= AIM =
Copy the material word for word, from its first line through the line containing "paragraph-line: 和耐火极限不低于 1h".

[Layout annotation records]
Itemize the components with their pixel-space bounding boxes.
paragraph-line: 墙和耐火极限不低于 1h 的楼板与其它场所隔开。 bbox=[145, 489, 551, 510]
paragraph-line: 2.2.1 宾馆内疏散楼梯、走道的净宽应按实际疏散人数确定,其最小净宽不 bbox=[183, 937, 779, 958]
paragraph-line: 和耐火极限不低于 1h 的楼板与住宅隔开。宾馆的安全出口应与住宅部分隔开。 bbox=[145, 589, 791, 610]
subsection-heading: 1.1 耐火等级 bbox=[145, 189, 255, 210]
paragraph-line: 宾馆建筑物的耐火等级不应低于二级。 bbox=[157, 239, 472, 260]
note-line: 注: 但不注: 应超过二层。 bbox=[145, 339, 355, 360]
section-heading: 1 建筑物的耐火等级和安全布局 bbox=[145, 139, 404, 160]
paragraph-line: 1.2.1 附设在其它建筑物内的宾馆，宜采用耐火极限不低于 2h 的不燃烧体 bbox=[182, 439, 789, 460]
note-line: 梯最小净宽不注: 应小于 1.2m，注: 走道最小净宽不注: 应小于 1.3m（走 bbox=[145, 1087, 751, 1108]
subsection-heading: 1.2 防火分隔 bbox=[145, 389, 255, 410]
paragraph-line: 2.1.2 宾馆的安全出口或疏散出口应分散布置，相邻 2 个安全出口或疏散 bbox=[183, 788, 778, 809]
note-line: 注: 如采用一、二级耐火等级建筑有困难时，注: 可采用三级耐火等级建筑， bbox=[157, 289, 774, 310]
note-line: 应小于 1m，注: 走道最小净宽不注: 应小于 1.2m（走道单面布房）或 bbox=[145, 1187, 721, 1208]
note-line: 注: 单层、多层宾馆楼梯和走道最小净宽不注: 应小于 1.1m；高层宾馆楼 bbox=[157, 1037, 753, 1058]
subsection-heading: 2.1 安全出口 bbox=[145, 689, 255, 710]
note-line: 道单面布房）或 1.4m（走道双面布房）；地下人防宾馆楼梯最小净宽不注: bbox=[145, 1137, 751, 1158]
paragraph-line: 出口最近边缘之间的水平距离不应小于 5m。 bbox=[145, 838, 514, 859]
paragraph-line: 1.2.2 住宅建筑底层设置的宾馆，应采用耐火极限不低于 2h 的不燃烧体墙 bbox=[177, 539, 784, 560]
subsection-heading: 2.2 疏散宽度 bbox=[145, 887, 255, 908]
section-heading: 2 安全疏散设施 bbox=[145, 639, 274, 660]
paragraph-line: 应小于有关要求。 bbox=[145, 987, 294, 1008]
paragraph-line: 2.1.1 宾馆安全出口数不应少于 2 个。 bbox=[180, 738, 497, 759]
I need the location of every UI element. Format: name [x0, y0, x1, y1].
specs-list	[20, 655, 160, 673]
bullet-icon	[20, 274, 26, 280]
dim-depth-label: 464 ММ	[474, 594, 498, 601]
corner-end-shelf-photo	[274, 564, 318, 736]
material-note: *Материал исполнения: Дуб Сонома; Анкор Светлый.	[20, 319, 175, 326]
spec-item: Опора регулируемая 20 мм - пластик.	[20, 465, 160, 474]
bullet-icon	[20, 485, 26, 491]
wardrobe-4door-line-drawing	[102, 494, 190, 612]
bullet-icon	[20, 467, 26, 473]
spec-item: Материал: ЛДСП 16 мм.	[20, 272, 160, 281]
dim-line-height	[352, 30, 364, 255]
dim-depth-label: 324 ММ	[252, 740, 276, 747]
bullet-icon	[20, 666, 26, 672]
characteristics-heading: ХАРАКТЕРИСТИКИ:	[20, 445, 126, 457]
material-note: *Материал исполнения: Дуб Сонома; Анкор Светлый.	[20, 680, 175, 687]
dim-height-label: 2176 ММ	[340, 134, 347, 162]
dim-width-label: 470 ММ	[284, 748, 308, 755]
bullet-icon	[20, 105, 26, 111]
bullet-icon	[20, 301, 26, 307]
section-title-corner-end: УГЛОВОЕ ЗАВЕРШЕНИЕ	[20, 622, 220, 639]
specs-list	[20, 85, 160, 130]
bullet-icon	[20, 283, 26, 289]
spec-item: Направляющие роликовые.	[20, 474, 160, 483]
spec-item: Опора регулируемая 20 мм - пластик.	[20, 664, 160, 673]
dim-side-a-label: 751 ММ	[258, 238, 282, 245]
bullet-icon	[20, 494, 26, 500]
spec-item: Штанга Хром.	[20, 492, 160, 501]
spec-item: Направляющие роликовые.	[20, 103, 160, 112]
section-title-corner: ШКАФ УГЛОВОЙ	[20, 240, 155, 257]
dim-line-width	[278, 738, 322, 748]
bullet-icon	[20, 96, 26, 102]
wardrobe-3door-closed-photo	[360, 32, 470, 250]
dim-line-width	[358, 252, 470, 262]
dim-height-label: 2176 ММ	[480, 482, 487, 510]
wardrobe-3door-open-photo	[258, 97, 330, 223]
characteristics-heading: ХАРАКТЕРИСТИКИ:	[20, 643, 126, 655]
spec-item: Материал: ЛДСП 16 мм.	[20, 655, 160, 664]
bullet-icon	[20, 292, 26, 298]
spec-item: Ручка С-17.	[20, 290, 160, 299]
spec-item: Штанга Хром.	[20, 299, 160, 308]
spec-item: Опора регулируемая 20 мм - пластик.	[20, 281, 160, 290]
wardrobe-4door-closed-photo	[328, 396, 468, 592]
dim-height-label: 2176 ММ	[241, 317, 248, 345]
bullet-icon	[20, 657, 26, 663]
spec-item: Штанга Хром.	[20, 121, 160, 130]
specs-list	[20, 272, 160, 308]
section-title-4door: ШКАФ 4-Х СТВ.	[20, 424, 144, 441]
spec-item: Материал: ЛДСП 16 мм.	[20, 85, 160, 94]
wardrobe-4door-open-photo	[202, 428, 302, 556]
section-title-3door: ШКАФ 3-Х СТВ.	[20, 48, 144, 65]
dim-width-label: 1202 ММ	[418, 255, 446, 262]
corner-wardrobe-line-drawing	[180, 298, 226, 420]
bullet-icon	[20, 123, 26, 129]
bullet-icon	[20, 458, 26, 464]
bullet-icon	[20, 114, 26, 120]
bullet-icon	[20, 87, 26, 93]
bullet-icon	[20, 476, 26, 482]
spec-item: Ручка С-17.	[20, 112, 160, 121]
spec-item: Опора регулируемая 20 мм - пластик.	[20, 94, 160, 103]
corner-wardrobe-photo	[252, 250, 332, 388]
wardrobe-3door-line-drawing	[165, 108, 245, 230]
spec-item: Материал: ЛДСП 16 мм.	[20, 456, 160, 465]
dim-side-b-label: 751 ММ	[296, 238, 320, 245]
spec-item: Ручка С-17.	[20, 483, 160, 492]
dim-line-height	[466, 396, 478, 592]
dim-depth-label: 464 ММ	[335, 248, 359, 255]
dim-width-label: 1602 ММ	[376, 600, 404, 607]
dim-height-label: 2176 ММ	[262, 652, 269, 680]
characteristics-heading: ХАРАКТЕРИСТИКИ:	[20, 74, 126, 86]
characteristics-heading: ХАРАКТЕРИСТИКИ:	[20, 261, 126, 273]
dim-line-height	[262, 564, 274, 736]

= FINISHED ANSWER =
Itemize the components with their pixel-space bounding boxes.
paragraph-line: 墙和耐火极限不低于 1h 的楼板与其它场所隔开。 bbox=[145, 489, 551, 510]
paragraph-line: 2.2.1 宾馆内疏散楼梯、走道的净宽应按实际疏散人数确定,其最小净宽不 bbox=[183, 937, 779, 958]
paragraph-line: 和耐火极限不低于 1h 的楼板与住宅隔开。宾馆的安全出口应与住宅部分隔开。 bbox=[145, 589, 791, 610]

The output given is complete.